INSTRUCTIONS TO FOLLOW
Output every entry exactly as written, but omit the pictures.
■ ■ ■
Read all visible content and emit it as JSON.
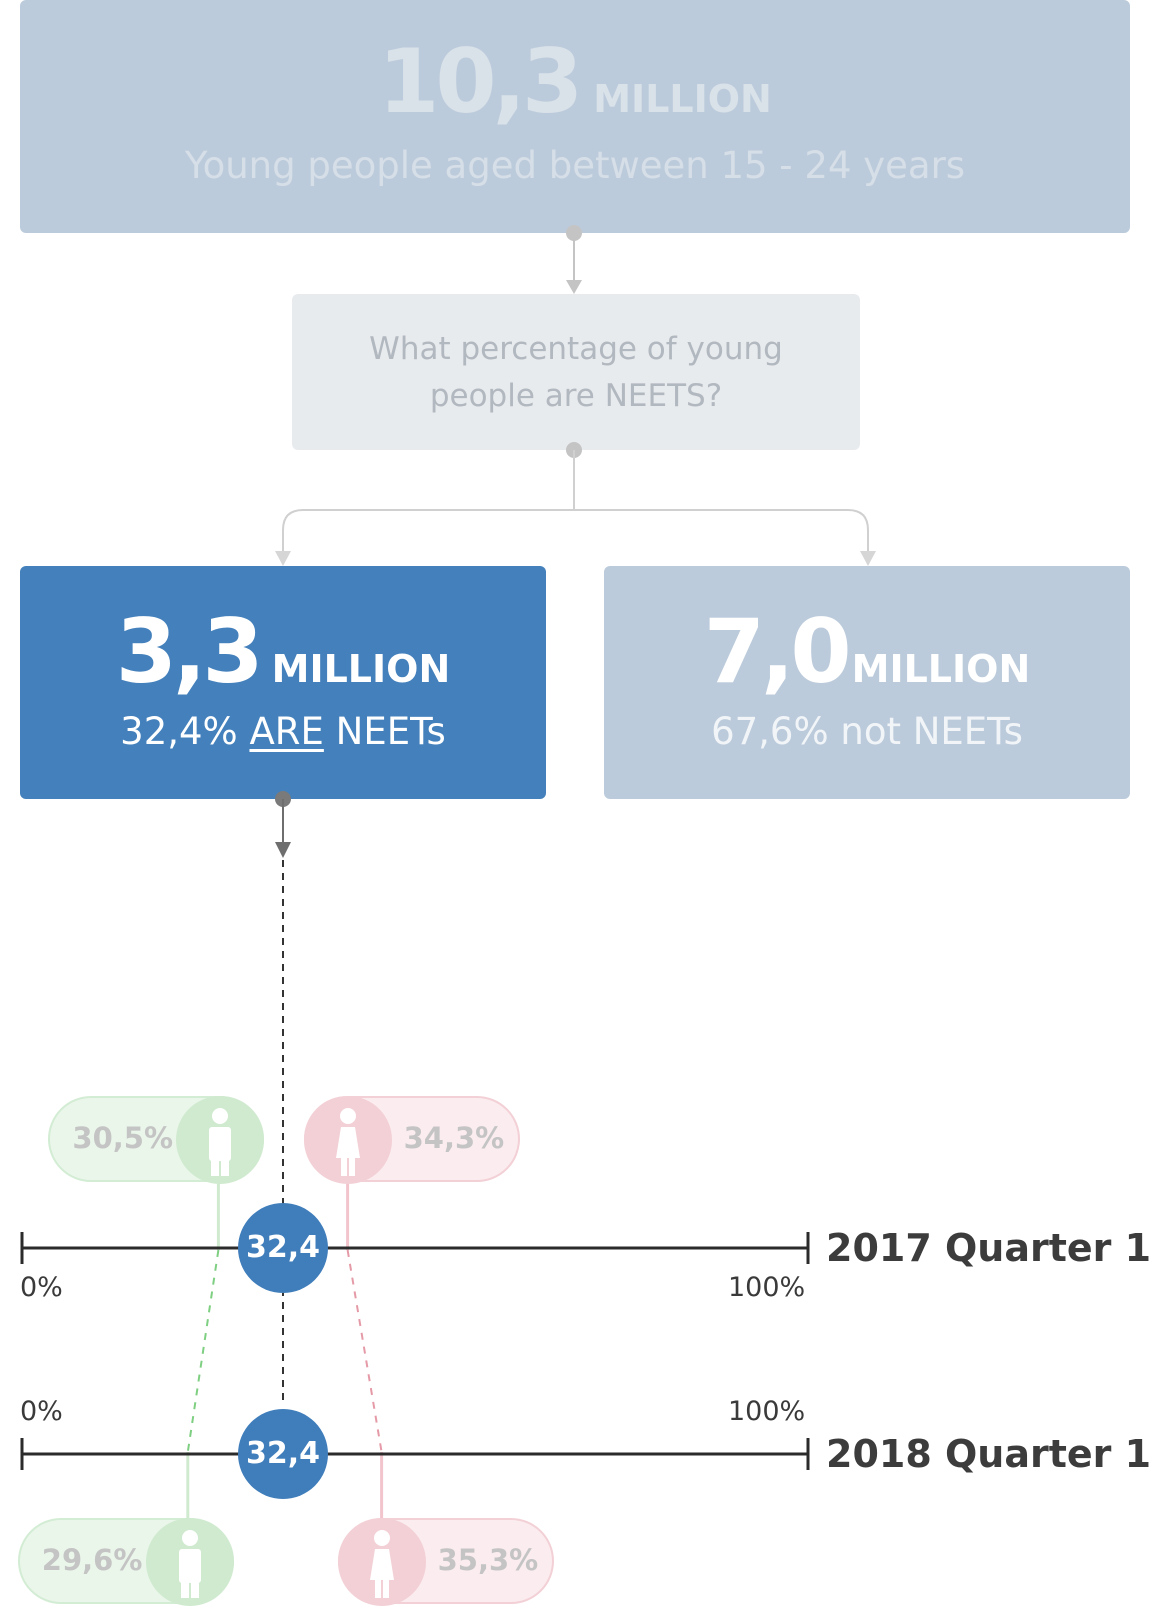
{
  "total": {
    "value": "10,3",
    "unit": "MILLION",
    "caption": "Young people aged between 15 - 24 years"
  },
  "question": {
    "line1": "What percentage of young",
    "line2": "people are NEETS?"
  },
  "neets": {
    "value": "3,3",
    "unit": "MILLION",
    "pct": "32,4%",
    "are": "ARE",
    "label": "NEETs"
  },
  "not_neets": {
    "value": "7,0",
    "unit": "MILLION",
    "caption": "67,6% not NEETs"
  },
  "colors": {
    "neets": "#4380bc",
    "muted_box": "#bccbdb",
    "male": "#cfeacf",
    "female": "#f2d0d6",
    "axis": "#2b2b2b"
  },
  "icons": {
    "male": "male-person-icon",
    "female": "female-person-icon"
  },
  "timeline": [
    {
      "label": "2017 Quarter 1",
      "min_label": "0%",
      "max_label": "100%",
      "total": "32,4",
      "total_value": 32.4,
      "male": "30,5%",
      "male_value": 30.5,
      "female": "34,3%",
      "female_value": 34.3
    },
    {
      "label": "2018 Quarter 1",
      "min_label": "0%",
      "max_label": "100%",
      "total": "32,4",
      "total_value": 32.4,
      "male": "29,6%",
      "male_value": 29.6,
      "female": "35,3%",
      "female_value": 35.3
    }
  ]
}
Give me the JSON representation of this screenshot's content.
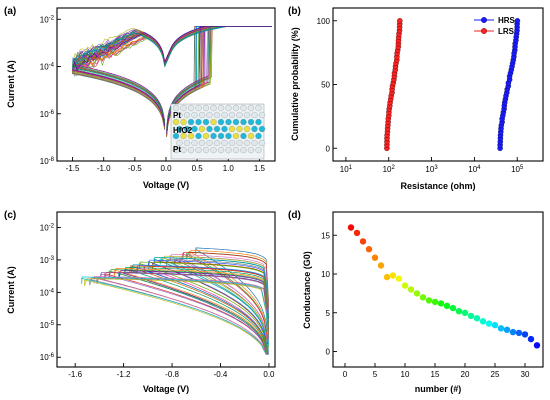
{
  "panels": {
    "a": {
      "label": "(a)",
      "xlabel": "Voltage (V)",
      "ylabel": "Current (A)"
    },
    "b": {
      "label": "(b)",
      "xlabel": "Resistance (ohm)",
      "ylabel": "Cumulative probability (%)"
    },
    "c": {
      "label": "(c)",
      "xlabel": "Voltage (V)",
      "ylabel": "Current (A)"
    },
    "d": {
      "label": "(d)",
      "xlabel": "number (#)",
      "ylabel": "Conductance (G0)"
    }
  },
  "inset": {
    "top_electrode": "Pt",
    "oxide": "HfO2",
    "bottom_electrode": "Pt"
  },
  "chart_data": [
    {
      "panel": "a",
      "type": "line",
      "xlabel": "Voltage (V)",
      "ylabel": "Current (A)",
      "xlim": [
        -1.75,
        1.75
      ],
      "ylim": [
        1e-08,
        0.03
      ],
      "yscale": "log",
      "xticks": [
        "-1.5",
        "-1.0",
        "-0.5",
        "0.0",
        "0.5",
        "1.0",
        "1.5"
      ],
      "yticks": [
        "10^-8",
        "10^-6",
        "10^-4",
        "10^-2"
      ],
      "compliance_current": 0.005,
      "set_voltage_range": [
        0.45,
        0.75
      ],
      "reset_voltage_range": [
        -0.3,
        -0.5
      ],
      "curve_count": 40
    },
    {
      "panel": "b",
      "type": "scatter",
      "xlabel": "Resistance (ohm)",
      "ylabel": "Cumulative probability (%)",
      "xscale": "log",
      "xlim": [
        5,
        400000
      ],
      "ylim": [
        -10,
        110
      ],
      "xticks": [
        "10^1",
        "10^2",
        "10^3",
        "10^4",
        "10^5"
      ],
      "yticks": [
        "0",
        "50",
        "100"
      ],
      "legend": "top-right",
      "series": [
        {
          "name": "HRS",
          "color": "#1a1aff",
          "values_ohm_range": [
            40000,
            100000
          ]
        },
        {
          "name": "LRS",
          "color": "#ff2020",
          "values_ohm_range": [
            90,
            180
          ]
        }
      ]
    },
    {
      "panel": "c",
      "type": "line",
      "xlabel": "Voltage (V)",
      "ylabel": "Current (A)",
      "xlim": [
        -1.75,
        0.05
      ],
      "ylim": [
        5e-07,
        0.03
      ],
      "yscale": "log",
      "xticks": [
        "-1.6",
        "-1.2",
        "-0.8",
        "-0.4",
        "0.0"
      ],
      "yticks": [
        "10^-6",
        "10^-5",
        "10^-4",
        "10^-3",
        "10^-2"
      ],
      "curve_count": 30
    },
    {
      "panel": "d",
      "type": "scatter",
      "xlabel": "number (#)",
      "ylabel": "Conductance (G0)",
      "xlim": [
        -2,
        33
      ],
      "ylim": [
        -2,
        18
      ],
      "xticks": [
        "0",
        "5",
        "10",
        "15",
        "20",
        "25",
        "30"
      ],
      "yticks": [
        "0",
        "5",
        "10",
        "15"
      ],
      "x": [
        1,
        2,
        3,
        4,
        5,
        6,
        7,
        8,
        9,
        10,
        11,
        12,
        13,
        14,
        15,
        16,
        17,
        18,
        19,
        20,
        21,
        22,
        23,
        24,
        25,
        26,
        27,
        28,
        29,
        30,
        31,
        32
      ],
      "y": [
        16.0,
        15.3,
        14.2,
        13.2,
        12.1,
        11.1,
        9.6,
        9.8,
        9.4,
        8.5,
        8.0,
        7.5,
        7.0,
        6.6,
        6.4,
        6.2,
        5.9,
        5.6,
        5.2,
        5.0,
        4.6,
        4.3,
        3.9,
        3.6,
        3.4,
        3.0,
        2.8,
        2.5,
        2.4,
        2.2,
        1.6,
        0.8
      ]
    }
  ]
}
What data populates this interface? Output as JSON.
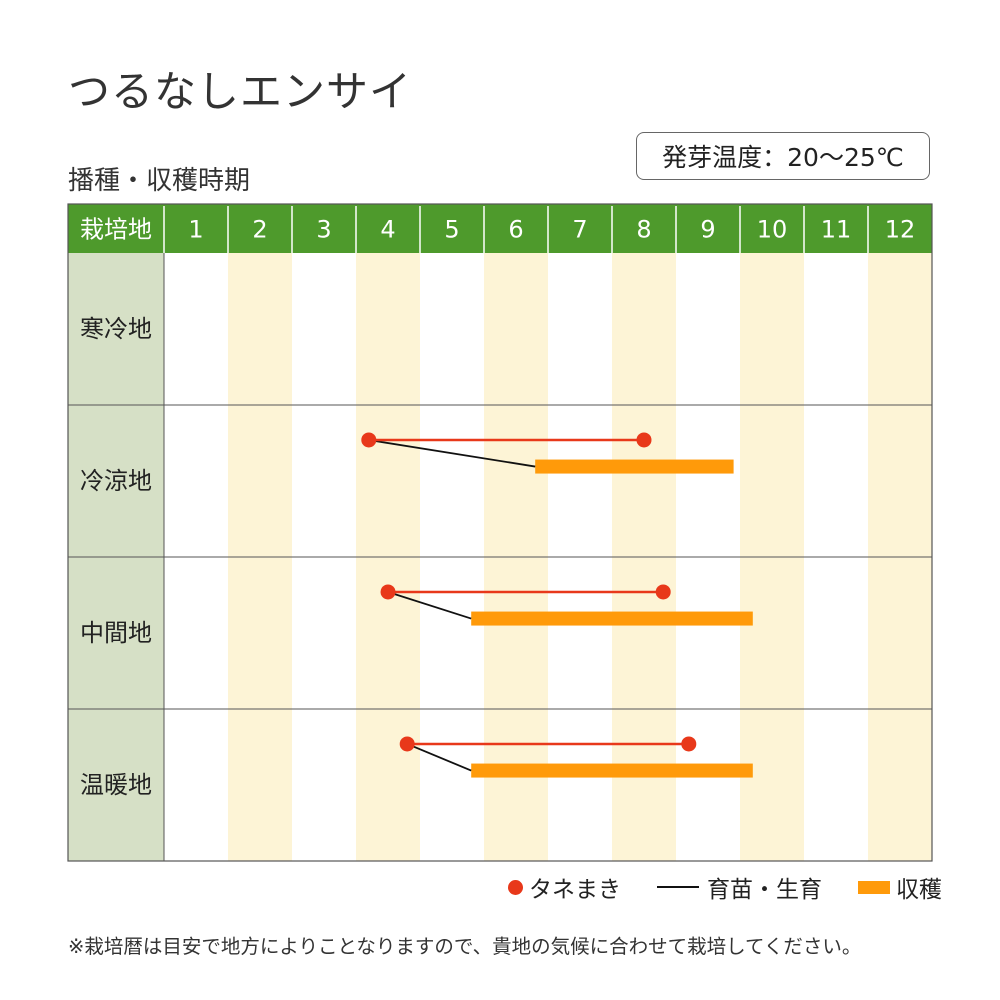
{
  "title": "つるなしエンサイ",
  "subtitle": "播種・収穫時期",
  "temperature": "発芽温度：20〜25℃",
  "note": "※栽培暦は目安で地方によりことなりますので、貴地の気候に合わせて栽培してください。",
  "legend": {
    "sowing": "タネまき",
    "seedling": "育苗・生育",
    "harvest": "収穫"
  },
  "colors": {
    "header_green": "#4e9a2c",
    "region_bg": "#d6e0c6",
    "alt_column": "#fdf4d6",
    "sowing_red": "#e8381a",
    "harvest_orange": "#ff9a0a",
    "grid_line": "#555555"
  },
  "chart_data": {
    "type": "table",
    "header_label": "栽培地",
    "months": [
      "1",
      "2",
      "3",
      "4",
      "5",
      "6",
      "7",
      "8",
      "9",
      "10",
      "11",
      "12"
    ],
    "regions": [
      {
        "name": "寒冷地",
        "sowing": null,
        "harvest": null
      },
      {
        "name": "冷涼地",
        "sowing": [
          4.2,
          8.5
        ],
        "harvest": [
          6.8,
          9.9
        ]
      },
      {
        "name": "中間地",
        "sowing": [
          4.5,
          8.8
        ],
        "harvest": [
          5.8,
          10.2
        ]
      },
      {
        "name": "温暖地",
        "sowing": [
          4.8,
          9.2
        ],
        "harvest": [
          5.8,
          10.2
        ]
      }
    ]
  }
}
■ ■ ■
THE SOLUTION
Read all visible content and emit it as JSON.
{
  "total": {
    "value": "10,3",
    "unit": "MILLION",
    "caption": "Young people aged between 15 - 24 years"
  },
  "question": {
    "line1": "What percentage of young",
    "line2": "people are NEETS?"
  },
  "neets": {
    "value": "3,3",
    "unit": "MILLION",
    "pct": "32,4%",
    "are": "ARE",
    "label": "NEETs"
  },
  "not_neets": {
    "value": "7,0",
    "unit": "MILLION",
    "caption": "67,6% not NEETs"
  },
  "colors": {
    "neets": "#4380bc",
    "muted_box": "#bccbdb",
    "male": "#cfeacf",
    "female": "#f2d0d6",
    "axis": "#2b2b2b"
  },
  "icons": {
    "male": "male-person-icon",
    "female": "female-person-icon"
  },
  "timeline": [
    {
      "label": "2017 Quarter 1",
      "min_label": "0%",
      "max_label": "100%",
      "total": "32,4",
      "total_value": 32.4,
      "male": "30,5%",
      "male_value": 30.5,
      "female": "34,3%",
      "female_value": 34.3
    },
    {
      "label": "2018 Quarter 1",
      "min_label": "0%",
      "max_label": "100%",
      "total": "32,4",
      "total_value": 32.4,
      "male": "29,6%",
      "male_value": 29.6,
      "female": "35,3%",
      "female_value": 35.3
    }
  ]
}
Give me the JSON representation of this screenshot's content.
{
  "panels": {
    "a": {
      "label": "(a)",
      "xlabel": "Voltage (V)",
      "ylabel": "Current (A)"
    },
    "b": {
      "label": "(b)",
      "xlabel": "Resistance (ohm)",
      "ylabel": "Cumulative probability (%)"
    },
    "c": {
      "label": "(c)",
      "xlabel": "Voltage (V)",
      "ylabel": "Current (A)"
    },
    "d": {
      "label": "(d)",
      "xlabel": "number (#)",
      "ylabel": "Conductance (G0)"
    }
  },
  "inset": {
    "top_electrode": "Pt",
    "oxide": "HfO2",
    "bottom_electrode": "Pt"
  },
  "chart_data": [
    {
      "panel": "a",
      "type": "line",
      "xlabel": "Voltage (V)",
      "ylabel": "Current (A)",
      "xlim": [
        -1.75,
        1.75
      ],
      "ylim": [
        1e-08,
        0.03
      ],
      "yscale": "log",
      "xticks": [
        "-1.5",
        "-1.0",
        "-0.5",
        "0.0",
        "0.5",
        "1.0",
        "1.5"
      ],
      "yticks": [
        "10^-8",
        "10^-6",
        "10^-4",
        "10^-2"
      ],
      "compliance_current": 0.005,
      "set_voltage_range": [
        0.45,
        0.75
      ],
      "reset_voltage_range": [
        -0.3,
        -0.5
      ],
      "curve_count": 40
    },
    {
      "panel": "b",
      "type": "scatter",
      "xlabel": "Resistance (ohm)",
      "ylabel": "Cumulative probability (%)",
      "xscale": "log",
      "xlim": [
        5,
        400000
      ],
      "ylim": [
        -10,
        110
      ],
      "xticks": [
        "10^1",
        "10^2",
        "10^3",
        "10^4",
        "10^5"
      ],
      "yticks": [
        "0",
        "50",
        "100"
      ],
      "legend": "top-right",
      "series": [
        {
          "name": "HRS",
          "color": "#1a1aff",
          "values_ohm_range": [
            40000,
            100000
          ]
        },
        {
          "name": "LRS",
          "color": "#ff2020",
          "values_ohm_range": [
            90,
            180
          ]
        }
      ]
    },
    {
      "panel": "c",
      "type": "line",
      "xlabel": "Voltage (V)",
      "ylabel": "Current (A)",
      "xlim": [
        -1.75,
        0.05
      ],
      "ylim": [
        5e-07,
        0.03
      ],
      "yscale": "log",
      "xticks": [
        "-1.6",
        "-1.2",
        "-0.8",
        "-0.4",
        "0.0"
      ],
      "yticks": [
        "10^-6",
        "10^-5",
        "10^-4",
        "10^-3",
        "10^-2"
      ],
      "curve_count": 30
    },
    {
      "panel": "d",
      "type": "scatter",
      "xlabel": "number (#)",
      "ylabel": "Conductance (G0)",
      "xlim": [
        -2,
        33
      ],
      "ylim": [
        -2,
        18
      ],
      "xticks": [
        "0",
        "5",
        "10",
        "15",
        "20",
        "25",
        "30"
      ],
      "yticks": [
        "0",
        "5",
        "10",
        "15"
      ],
      "x": [
        1,
        2,
        3,
        4,
        5,
        6,
        7,
        8,
        9,
        10,
        11,
        12,
        13,
        14,
        15,
        16,
        17,
        18,
        19,
        20,
        21,
        22,
        23,
        24,
        25,
        26,
        27,
        28,
        29,
        30,
        31,
        32
      ],
      "y": [
        16.0,
        15.3,
        14.2,
        13.2,
        12.1,
        11.1,
        9.6,
        9.8,
        9.4,
        8.5,
        8.0,
        7.5,
        7.0,
        6.6,
        6.4,
        6.2,
        5.9,
        5.6,
        5.2,
        5.0,
        4.6,
        4.3,
        3.9,
        3.6,
        3.4,
        3.0,
        2.8,
        2.5,
        2.4,
        2.2,
        1.6,
        0.8
      ]
    }
  ]
}
What data populates this interface? Output as JSON.
{
  "title": "つるなしエンサイ",
  "subtitle": "播種・収穫時期",
  "temperature": "発芽温度：20〜25℃",
  "note": "※栽培暦は目安で地方によりことなりますので、貴地の気候に合わせて栽培してください。",
  "legend": {
    "sowing": "タネまき",
    "seedling": "育苗・生育",
    "harvest": "収穫"
  },
  "colors": {
    "header_green": "#4e9a2c",
    "region_bg": "#d6e0c6",
    "alt_column": "#fdf4d6",
    "sowing_red": "#e8381a",
    "harvest_orange": "#ff9a0a",
    "grid_line": "#555555"
  },
  "chart_data": {
    "type": "table",
    "header_label": "栽培地",
    "months": [
      "1",
      "2",
      "3",
      "4",
      "5",
      "6",
      "7",
      "8",
      "9",
      "10",
      "11",
      "12"
    ],
    "regions": [
      {
        "name": "寒冷地",
        "sowing": null,
        "harvest": null
      },
      {
        "name": "冷涼地",
        "sowing": [
          4.2,
          8.5
        ],
        "harvest": [
          6.8,
          9.9
        ]
      },
      {
        "name": "中間地",
        "sowing": [
          4.5,
          8.8
        ],
        "harvest": [
          5.8,
          10.2
        ]
      },
      {
        "name": "温暖地",
        "sowing": [
          4.8,
          9.2
        ],
        "harvest": [
          5.8,
          10.2
        ]
      }
    ]
  }
}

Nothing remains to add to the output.